--- WHAT YOU WILL DO ---
Check every line of the entries that follow, and copy the ones containing "JSON".
=-=-=-=-=
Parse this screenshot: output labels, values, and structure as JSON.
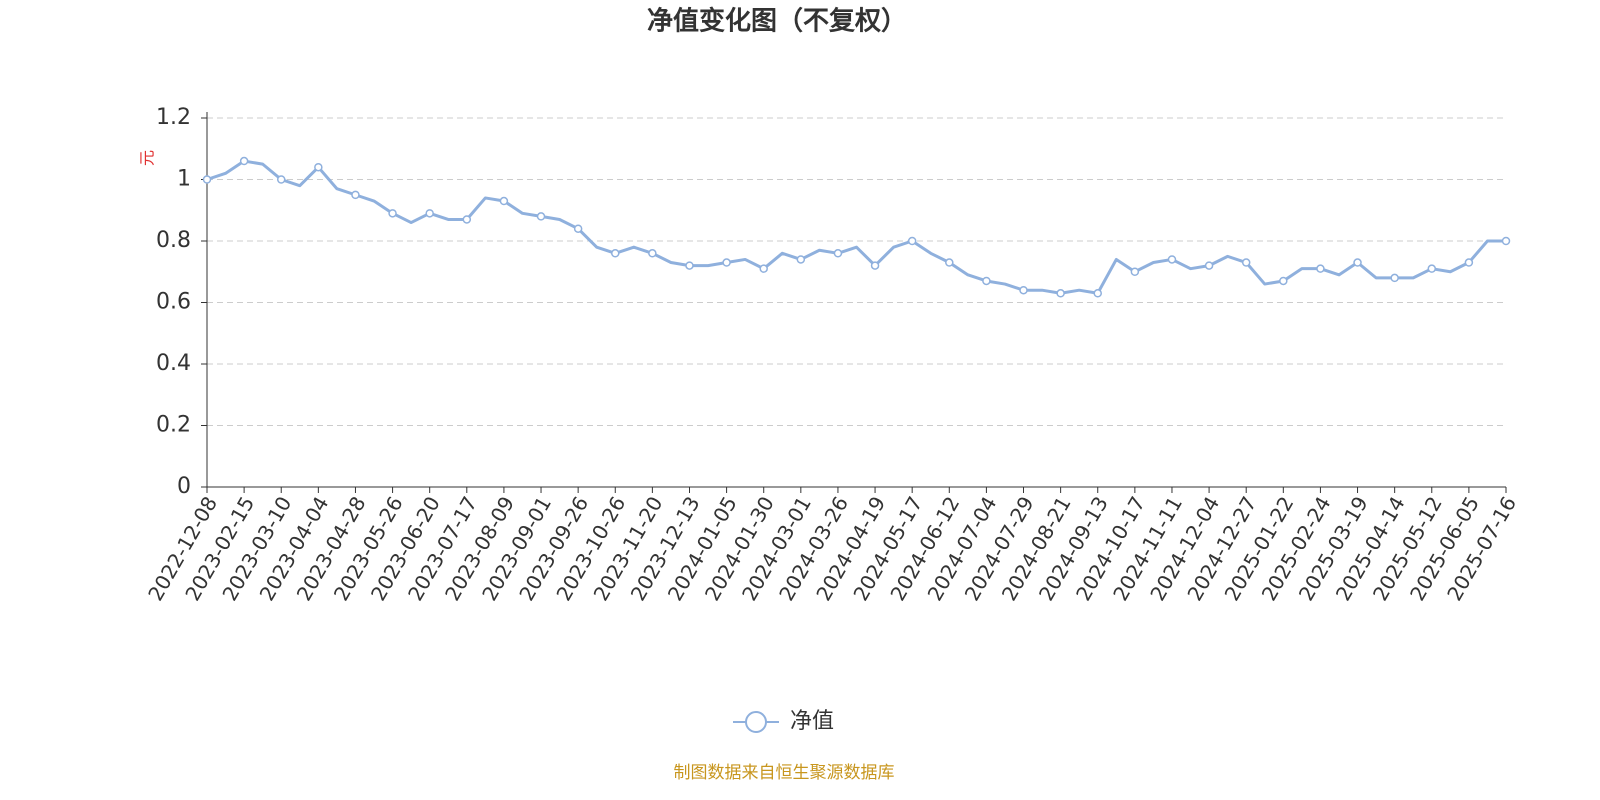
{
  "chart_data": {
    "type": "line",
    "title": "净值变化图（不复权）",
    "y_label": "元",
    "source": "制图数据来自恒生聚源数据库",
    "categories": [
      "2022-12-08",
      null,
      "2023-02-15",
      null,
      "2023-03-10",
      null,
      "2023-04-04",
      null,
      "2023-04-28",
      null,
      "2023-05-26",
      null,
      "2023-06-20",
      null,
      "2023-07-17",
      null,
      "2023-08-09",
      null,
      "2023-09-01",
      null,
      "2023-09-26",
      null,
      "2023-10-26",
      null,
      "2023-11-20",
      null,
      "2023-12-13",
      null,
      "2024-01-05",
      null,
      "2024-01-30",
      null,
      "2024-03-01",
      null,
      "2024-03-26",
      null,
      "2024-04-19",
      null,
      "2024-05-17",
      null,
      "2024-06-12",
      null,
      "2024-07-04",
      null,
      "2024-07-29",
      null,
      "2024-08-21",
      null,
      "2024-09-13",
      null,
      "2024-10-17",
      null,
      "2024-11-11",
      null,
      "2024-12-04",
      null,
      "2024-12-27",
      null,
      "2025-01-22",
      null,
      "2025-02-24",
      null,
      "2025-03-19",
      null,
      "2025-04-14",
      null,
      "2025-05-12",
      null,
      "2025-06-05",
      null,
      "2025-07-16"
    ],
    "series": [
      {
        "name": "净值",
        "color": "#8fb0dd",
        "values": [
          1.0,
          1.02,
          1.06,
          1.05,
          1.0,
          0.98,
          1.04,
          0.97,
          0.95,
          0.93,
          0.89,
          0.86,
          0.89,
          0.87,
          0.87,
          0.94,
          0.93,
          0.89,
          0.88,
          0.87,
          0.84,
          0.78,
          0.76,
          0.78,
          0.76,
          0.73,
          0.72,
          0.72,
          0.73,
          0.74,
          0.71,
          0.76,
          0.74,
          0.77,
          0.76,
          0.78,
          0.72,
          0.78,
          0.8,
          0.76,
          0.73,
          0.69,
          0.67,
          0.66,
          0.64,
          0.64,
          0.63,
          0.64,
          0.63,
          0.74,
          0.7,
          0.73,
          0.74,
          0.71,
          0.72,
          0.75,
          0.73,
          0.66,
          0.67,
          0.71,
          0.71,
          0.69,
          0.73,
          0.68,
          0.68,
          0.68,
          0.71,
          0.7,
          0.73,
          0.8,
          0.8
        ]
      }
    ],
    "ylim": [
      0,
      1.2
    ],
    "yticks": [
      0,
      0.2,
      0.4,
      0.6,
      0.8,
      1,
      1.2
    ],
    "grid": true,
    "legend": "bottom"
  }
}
=-=-=-=-=
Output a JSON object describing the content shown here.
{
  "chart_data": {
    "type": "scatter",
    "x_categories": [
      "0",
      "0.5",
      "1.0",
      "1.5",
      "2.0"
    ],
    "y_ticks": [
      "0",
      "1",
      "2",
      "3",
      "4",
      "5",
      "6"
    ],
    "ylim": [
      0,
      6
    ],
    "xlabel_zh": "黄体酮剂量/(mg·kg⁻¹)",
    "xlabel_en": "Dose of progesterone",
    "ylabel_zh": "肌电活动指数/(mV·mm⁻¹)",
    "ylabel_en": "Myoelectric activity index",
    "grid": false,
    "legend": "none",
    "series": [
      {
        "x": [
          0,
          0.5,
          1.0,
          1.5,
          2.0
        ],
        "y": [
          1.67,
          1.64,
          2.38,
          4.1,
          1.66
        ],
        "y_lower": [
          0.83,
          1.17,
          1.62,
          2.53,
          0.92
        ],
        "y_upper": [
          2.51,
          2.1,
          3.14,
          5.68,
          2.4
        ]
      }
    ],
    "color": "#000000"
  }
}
=-=-=-=-=
--- SOLUTION FOR THIS PROBLEM ---
Parse this screenshot: output labels, values, and structure as JSON.
Output a JSON object describing the content shown here.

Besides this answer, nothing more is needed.